Dataset listings of figures
- - - -
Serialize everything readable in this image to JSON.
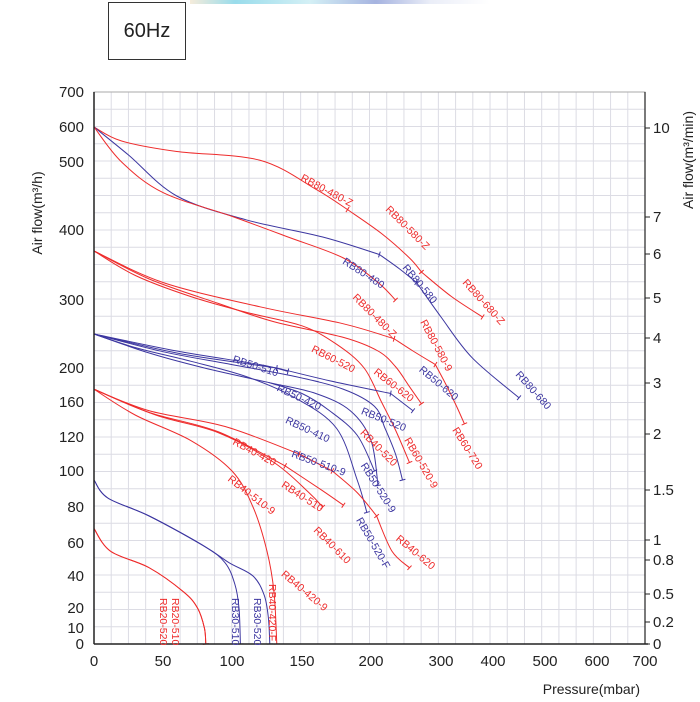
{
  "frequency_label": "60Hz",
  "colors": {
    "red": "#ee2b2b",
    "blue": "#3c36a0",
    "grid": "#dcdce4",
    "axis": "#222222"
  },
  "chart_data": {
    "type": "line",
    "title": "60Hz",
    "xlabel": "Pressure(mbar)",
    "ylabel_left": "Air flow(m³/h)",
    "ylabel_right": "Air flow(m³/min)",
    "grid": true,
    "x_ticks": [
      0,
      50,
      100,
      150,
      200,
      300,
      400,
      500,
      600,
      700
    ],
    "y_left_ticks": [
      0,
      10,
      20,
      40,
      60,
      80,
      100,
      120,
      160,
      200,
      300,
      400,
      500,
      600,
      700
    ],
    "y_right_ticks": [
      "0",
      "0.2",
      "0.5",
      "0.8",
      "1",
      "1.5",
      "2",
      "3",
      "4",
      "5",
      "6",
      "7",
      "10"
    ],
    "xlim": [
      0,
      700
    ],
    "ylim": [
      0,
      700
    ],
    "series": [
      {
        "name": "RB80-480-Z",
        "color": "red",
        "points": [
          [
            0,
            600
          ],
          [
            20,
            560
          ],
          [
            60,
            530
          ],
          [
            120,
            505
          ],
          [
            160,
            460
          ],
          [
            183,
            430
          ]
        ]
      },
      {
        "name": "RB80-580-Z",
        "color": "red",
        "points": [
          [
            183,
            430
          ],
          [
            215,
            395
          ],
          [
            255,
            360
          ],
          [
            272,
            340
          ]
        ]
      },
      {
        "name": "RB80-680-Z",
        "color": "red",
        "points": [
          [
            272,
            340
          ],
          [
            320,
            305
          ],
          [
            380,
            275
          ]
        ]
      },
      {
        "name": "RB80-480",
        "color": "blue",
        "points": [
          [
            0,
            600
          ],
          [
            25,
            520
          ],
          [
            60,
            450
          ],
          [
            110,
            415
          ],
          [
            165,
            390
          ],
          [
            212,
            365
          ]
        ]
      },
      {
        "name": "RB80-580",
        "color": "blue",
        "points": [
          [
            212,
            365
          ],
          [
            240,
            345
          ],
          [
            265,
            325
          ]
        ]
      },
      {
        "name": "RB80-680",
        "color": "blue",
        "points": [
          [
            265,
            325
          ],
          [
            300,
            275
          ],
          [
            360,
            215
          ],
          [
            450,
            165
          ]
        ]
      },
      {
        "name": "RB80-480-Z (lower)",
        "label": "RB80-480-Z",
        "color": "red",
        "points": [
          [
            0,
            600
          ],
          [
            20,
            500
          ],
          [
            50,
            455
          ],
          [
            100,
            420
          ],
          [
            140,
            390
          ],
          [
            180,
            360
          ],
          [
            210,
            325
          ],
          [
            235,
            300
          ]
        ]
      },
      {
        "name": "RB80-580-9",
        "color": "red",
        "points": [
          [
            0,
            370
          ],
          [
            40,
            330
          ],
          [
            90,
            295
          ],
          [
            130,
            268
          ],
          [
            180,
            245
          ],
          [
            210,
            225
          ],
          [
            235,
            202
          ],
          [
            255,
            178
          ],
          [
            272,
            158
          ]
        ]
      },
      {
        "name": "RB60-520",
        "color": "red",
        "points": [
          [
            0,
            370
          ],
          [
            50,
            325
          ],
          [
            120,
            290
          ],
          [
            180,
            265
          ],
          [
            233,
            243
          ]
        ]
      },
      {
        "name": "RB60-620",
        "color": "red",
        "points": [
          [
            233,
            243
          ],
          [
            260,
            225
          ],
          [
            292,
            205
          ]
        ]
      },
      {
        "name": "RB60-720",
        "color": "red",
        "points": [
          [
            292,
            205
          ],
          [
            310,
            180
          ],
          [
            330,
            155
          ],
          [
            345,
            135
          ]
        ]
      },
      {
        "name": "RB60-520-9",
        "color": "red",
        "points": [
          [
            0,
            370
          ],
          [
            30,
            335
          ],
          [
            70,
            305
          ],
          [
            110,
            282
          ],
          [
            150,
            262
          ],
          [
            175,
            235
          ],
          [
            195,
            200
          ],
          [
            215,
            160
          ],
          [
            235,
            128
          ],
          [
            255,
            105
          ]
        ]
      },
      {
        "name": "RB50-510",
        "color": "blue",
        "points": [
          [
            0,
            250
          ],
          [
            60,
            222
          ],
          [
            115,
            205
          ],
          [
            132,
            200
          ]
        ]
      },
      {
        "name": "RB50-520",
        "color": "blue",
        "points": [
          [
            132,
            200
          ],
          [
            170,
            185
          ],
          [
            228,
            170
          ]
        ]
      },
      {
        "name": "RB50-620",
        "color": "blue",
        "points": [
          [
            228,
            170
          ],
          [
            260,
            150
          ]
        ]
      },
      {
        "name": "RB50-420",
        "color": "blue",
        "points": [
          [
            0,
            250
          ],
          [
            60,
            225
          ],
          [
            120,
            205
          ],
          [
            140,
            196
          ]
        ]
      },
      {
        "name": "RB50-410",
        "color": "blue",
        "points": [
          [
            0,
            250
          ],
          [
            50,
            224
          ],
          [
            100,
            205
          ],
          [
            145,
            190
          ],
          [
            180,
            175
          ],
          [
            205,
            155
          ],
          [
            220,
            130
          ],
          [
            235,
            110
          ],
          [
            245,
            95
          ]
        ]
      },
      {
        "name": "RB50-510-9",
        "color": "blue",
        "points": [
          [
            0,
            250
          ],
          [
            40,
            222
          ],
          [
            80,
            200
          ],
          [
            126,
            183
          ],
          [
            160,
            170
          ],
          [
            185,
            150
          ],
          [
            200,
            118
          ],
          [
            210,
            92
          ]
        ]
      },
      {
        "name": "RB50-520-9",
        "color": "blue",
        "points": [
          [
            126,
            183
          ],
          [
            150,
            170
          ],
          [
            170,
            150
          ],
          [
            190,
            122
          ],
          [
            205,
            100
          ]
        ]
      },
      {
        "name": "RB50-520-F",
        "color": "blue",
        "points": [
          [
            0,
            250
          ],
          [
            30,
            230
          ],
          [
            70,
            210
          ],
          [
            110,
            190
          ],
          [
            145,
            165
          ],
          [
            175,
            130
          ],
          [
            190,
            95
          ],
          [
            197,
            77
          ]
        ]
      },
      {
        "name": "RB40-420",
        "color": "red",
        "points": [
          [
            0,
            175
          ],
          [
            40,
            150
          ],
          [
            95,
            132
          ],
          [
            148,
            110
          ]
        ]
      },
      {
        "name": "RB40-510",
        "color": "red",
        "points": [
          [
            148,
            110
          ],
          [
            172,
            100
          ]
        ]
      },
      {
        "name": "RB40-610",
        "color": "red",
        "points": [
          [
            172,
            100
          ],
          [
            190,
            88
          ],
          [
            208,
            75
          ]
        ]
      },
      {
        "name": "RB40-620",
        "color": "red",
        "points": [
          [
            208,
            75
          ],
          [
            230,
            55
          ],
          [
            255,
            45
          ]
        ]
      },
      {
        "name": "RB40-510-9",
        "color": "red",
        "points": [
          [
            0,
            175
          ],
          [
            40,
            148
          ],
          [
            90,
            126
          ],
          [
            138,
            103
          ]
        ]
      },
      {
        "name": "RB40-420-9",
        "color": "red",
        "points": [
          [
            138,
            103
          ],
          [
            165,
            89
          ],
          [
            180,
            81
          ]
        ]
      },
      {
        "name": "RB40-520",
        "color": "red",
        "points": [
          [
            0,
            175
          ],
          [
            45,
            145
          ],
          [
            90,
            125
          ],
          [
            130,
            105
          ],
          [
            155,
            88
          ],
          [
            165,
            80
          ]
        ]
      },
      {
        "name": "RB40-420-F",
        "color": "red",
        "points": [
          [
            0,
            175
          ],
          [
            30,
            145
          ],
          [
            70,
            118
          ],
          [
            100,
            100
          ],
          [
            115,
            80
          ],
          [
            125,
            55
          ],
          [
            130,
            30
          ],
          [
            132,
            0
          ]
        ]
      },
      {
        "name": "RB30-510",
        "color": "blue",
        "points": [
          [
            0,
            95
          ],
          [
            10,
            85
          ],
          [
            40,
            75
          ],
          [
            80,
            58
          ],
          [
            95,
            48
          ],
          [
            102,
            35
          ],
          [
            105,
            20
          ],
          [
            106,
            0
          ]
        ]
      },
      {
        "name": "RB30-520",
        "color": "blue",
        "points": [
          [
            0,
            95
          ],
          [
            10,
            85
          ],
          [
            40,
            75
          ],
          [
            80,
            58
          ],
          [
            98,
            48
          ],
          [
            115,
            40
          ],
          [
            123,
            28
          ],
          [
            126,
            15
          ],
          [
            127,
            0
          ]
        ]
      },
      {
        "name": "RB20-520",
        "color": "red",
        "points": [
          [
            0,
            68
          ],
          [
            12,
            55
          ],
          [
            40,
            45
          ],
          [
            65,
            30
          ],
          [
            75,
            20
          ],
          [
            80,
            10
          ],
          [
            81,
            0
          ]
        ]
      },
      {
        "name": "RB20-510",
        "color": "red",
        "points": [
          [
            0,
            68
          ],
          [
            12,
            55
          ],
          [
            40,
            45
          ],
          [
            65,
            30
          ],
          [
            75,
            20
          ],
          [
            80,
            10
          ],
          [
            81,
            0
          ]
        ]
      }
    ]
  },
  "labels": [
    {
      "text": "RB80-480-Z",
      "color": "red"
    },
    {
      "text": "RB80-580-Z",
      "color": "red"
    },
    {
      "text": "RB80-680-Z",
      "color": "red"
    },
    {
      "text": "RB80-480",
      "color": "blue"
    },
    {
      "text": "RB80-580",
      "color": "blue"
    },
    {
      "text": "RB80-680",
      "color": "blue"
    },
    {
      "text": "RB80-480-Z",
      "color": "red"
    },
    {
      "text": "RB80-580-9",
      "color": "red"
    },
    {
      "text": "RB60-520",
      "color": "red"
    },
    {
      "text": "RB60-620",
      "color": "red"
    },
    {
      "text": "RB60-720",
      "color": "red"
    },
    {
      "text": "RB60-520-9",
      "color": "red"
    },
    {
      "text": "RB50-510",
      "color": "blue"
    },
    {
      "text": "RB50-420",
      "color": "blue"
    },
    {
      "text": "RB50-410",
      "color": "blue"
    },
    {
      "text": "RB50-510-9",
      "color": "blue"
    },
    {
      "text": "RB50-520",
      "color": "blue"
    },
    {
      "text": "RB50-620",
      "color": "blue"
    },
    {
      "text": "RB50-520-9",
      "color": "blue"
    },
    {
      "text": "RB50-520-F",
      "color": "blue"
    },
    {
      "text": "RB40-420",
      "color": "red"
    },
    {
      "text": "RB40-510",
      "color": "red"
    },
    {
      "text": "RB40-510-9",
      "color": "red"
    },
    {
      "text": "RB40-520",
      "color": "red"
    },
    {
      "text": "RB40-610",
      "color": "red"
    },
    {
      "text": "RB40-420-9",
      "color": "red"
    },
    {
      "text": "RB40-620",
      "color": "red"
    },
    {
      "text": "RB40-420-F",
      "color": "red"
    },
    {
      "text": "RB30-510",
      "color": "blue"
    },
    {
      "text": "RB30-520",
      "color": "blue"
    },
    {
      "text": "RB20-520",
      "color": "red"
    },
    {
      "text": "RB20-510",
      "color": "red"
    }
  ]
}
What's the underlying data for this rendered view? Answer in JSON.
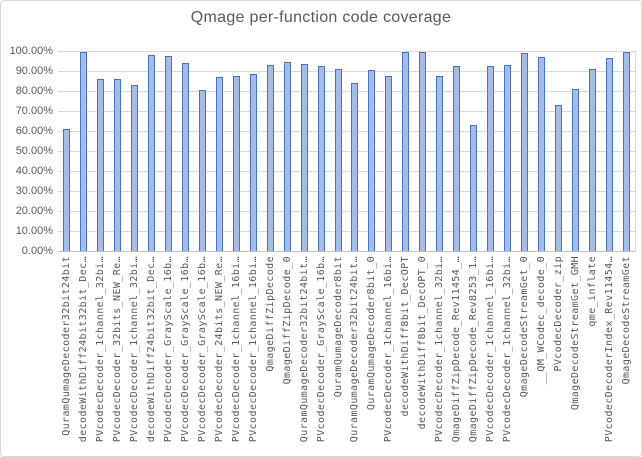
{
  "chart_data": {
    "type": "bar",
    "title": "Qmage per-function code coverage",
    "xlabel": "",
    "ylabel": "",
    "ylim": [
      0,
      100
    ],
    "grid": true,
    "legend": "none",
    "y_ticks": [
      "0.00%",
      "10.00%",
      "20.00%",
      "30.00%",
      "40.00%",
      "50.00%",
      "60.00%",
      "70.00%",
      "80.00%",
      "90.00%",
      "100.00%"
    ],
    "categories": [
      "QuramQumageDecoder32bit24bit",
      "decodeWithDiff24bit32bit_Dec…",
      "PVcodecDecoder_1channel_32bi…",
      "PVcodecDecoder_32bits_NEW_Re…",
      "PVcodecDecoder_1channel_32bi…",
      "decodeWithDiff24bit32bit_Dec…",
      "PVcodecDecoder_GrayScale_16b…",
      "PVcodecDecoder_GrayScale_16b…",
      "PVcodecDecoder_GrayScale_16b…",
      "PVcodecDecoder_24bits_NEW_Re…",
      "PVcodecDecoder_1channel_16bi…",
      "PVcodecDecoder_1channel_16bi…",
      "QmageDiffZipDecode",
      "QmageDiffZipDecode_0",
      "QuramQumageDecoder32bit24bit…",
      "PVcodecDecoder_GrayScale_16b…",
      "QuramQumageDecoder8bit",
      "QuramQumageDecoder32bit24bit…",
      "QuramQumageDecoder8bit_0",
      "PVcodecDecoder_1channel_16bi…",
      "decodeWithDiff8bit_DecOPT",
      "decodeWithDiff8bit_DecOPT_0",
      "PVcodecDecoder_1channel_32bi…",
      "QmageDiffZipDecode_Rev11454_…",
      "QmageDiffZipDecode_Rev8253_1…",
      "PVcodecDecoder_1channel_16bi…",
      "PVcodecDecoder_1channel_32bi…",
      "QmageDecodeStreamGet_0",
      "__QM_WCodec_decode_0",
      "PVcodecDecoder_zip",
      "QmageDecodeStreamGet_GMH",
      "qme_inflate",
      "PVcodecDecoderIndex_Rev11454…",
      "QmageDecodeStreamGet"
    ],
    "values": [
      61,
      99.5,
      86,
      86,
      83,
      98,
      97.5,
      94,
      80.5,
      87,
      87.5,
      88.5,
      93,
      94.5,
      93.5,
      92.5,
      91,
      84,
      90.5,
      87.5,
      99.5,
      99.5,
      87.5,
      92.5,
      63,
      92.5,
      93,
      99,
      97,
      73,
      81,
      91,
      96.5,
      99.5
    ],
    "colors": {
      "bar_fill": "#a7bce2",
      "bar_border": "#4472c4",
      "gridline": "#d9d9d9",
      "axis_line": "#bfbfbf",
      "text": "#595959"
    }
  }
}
- - - -
Using the records above, pull out each line where the word "title" occurs.

| Expected answer |
    "title": "60Hz",
    "title": "Qmage per-function code coverage",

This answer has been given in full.